**The problem:** All of the data that follows should be retyped exactly, please, except the pictures.

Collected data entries
┄┄┄┄┄┄
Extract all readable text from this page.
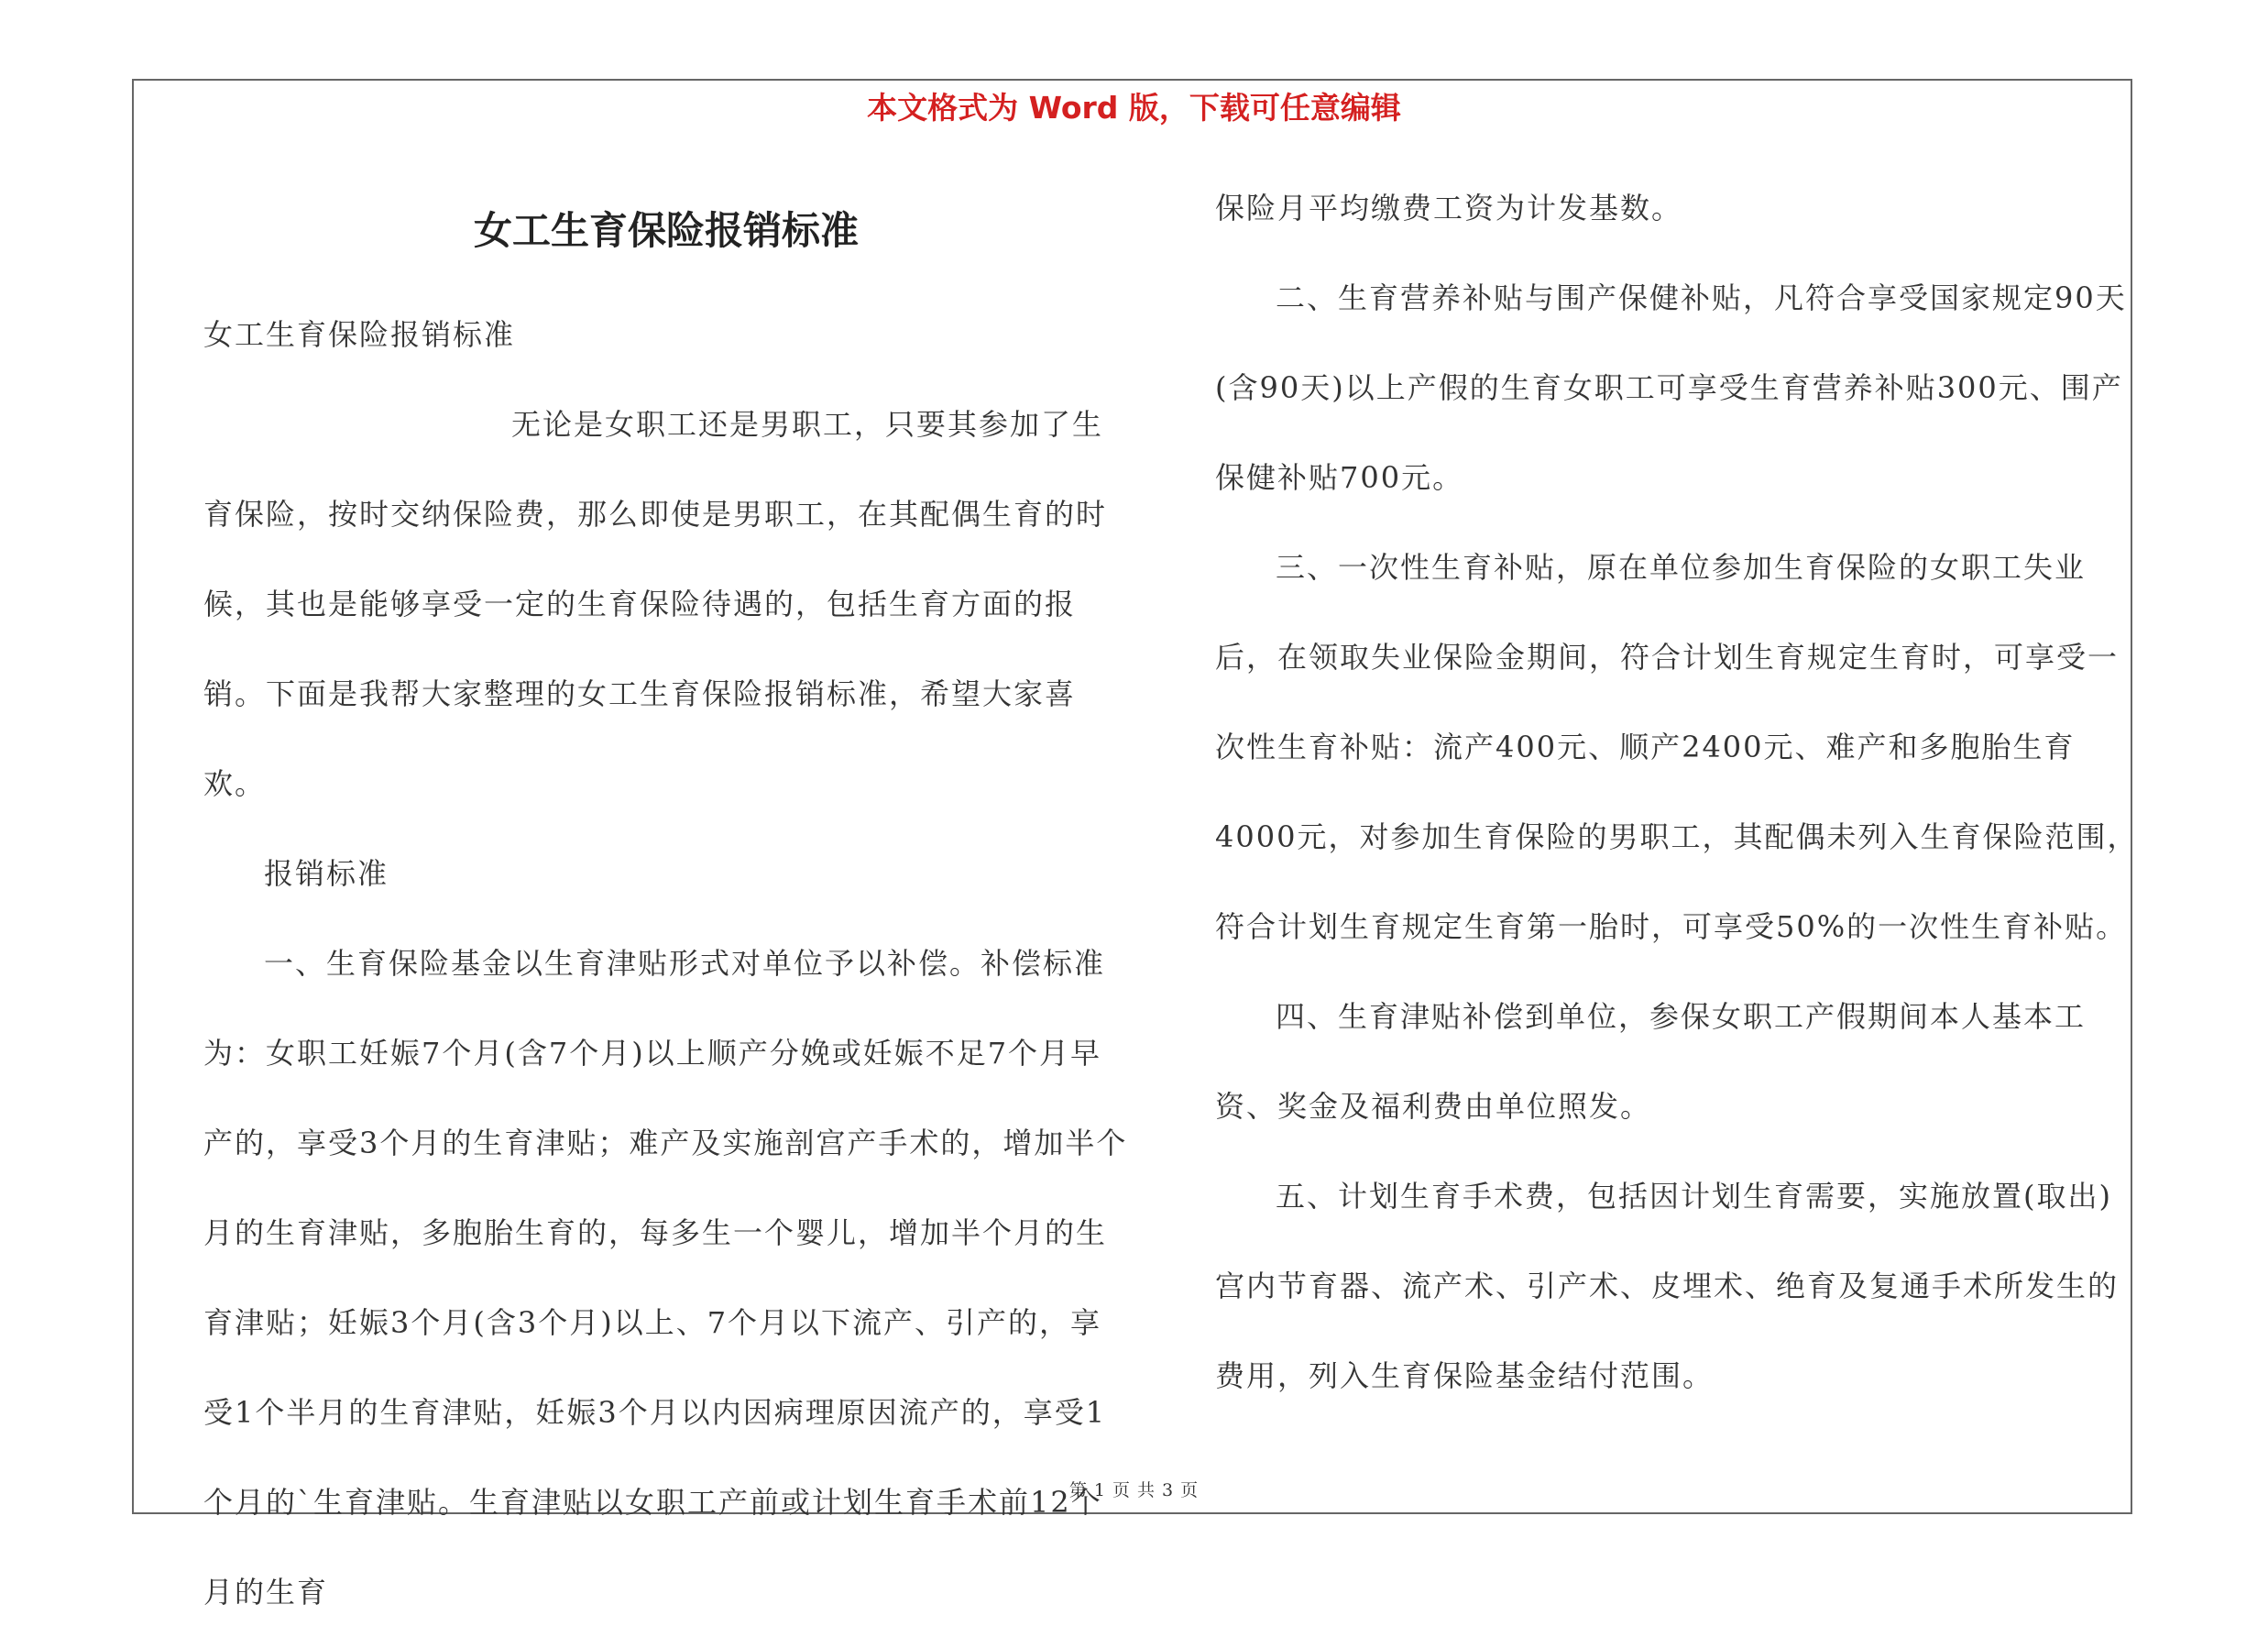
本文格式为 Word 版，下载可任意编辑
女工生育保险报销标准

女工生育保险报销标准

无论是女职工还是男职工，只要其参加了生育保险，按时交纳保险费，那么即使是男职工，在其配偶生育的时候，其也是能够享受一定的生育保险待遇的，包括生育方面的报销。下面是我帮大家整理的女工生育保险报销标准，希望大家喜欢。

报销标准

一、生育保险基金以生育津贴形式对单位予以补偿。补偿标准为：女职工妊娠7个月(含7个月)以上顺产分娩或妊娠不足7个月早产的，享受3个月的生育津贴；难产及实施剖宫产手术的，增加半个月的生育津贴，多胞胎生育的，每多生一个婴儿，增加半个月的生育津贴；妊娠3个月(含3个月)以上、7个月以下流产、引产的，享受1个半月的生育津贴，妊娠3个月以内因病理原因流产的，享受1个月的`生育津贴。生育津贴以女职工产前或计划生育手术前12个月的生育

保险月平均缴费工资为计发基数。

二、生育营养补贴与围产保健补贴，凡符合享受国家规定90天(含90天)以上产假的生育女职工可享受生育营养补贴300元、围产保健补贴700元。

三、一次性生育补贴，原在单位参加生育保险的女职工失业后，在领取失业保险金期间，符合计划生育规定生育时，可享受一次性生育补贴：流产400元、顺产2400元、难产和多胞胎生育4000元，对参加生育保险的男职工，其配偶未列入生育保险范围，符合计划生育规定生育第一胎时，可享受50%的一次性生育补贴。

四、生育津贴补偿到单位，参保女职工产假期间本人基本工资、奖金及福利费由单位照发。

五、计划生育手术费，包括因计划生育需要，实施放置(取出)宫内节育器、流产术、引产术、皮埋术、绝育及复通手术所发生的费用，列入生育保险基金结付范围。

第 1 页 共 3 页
┄┄┄┄┄┄
**Final result:**
Extract all readable text from this page.
本文格式为 Word 版，下载可任意编辑
女工生育保险报销标准

女工生育保险报销标准

无论是女职工还是男职工，只要其参加了生育保险，按时交纳保险费，那么即使是男职工，在其配偶生育的时候，其也是能够享受一定的生育保险待遇的，包括生育方面的报销。下面是我帮大家整理的女工生育保险报销标准，希望大家喜欢。

报销标准

一、生育保险基金以生育津贴形式对单位予以补偿。补偿标准为：女职工妊娠7个月(含7个月)以上顺产分娩或妊娠不足7个月早产的，享受3个月的生育津贴；难产及实施剖宫产手术的，增加半个月的生育津贴，多胞胎生育的，每多生一个婴儿，增加半个月的生育津贴；妊娠3个月(含3个月)以上、7个月以下流产、引产的，享受1个半月的生育津贴，妊娠3个月以内因病理原因流产的，享受1个月的`生育津贴。生育津贴以女职工产前或计划生育手术前12个月的生育

保险月平均缴费工资为计发基数。

二、生育营养补贴与围产保健补贴，凡符合享受国家规定90天(含90天)以上产假的生育女职工可享受生育营养补贴300元、围产保健补贴700元。

三、一次性生育补贴，原在单位参加生育保险的女职工失业后，在领取失业保险金期间，符合计划生育规定生育时，可享受一次性生育补贴：流产400元、顺产2400元、难产和多胞胎生育4000元，对参加生育保险的男职工，其配偶未列入生育保险范围，符合计划生育规定生育第一胎时，可享受50%的一次性生育补贴。

四、生育津贴补偿到单位，参保女职工产假期间本人基本工资、奖金及福利费由单位照发。

五、计划生育手术费，包括因计划生育需要，实施放置(取出)宫内节育器、流产术、引产术、皮埋术、绝育及复通手术所发生的费用，列入生育保险基金结付范围。

第 1 页 共 3 页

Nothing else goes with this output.